Extracted text:
=== Section Start ===
Intimate Urban Landscapes

Intimate-Urban-LandscapesTo view more of my photography please click on www.rakmilphotography.com

Long ago I was told to pay attention to details. In the details I would find compositions and that in my frame I had control of the elements. To make the case we walked through the streets taking pictures of details. It remains one of my favorite types of photography, especially in a new city.

Here you see some art on a building in Montreal dating back to the sixties if not earlier. The picture was taken some years ago. I know many people who walked or drove by and never noticed it, or if they did it was a road marker in their mental map.

We have a tendency to take what we see around us for granted and the longer we remain in one place and the more familiar it is and the more unobservant we get. Honing our senses to overcome that means when we do venture somewhere new we see so much more.

Something worth thinking about when you take your camera out and get frustrated when you do not see anything worth photographing.

6 responses

  1. I totally agree with you, 100 per cent!
=== Section End ===
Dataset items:
=== Section Start ===
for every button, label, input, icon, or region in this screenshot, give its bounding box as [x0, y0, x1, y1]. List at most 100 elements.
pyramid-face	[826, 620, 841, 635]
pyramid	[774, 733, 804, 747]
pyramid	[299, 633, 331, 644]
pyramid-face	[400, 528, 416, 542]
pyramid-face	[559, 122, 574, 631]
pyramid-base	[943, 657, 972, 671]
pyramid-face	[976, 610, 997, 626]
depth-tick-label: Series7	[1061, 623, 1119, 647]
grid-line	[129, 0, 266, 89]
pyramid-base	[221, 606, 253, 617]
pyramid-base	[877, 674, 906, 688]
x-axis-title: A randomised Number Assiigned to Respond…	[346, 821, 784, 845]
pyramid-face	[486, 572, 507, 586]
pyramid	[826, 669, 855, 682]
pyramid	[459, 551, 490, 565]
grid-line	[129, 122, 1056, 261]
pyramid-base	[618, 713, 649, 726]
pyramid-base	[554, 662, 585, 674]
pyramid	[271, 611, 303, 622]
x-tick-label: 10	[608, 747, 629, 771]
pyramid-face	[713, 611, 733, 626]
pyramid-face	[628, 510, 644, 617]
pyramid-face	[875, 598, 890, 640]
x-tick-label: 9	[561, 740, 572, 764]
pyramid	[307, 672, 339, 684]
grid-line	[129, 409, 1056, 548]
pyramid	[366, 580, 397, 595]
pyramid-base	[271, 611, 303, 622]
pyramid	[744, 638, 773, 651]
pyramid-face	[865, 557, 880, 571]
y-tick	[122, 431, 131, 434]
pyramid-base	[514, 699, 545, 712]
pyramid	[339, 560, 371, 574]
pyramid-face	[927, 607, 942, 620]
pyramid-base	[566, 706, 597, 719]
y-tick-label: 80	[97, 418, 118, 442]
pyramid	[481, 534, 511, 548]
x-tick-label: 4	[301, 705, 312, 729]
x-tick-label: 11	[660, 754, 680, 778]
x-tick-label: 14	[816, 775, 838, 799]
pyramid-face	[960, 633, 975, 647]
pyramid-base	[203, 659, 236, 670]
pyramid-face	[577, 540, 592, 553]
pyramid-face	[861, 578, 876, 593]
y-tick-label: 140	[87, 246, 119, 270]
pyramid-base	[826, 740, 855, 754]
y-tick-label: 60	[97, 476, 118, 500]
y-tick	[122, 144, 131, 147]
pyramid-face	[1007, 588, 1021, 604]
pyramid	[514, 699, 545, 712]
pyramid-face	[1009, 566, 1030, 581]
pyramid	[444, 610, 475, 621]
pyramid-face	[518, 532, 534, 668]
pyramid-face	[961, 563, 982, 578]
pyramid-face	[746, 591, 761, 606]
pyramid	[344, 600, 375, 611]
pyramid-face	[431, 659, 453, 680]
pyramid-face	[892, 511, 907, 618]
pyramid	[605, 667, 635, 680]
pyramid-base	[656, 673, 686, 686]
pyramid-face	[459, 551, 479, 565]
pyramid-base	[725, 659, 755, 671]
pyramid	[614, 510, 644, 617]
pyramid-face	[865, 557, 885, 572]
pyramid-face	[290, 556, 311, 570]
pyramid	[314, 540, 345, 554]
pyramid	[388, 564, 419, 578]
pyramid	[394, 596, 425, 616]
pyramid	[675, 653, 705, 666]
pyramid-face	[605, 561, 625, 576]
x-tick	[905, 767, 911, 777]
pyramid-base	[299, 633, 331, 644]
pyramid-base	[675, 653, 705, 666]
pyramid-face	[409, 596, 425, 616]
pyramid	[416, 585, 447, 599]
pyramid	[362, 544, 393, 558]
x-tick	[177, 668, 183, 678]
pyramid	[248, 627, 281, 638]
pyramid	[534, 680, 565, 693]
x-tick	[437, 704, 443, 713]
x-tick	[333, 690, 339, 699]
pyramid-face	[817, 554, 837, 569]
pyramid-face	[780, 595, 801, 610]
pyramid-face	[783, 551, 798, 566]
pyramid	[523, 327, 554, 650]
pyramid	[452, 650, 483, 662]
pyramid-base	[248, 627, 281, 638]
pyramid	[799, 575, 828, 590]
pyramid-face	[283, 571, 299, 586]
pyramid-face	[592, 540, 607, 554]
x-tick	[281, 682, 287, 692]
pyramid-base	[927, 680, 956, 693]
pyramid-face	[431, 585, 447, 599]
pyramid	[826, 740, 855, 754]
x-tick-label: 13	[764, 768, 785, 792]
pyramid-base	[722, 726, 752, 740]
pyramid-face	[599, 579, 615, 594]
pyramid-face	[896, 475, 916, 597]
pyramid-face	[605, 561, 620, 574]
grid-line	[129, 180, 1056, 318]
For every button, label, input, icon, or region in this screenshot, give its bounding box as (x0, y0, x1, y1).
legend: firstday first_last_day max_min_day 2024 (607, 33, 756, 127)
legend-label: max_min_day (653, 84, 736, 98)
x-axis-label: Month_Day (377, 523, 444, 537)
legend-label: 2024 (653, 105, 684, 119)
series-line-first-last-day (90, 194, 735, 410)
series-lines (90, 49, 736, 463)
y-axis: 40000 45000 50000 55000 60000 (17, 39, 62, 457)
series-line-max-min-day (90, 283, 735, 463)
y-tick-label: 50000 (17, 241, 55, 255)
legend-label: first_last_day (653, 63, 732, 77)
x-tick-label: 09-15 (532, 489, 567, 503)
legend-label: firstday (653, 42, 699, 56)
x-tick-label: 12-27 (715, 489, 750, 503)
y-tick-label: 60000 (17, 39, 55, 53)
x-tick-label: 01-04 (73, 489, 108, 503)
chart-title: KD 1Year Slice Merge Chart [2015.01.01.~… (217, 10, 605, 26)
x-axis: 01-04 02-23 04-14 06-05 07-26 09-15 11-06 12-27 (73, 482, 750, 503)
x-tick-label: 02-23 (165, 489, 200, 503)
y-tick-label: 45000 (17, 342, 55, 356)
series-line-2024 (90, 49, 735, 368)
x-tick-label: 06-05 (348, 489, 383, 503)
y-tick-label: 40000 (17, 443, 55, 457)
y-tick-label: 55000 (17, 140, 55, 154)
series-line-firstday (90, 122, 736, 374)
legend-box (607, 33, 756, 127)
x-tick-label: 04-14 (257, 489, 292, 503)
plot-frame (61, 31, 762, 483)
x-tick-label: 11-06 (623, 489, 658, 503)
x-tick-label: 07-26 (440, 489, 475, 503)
=== Section End ===
Your goal: Pick up the blog post on photographing small urban details after its last line and continue writing it.

Answer to this task:
    It’s good to venture out to shoot people and places unknown but people are often suprised to see what they’ve overlooked close to home when they start looking at the details while connecting with those details sentimentally. They see and shoot in a whole new meaninful way.

    Like

    October 19, 2013 at 7:59 am

  2. I agree with you. In a similar vein, if you were told to pick a spot and you could only move 3 meters in any direction, how long would you stay there photographing? A fun and interesting exercise. Hint, bring something to sit and stand on to gain new perspectives. I have a large bucket with a seat. Great for carrying things, sitting and standing on.

    Like

    October 19, 2013 at 1:17 pm

  3. The problem I see with that is that people often seem to be quite paranoid when you take photos of building details for example as you did above. I got followed and stopped recently in Columbus, NE by a guy wanting to call the cops on me, because he thought I’m spying for a gang to rob houses. It took quite a bit of talking to convince him I’m one of the good guys. Another one asked me if I was ‘ from the CIA or the FBI or something’.

    Like

    October 20, 2013 at 6:46 am

    • I can no longer take photographs at outdoor concerts they have banned cameras with removable lenses. Makes about as much sense as the stories you tell. Unfortunate. That is all I can say.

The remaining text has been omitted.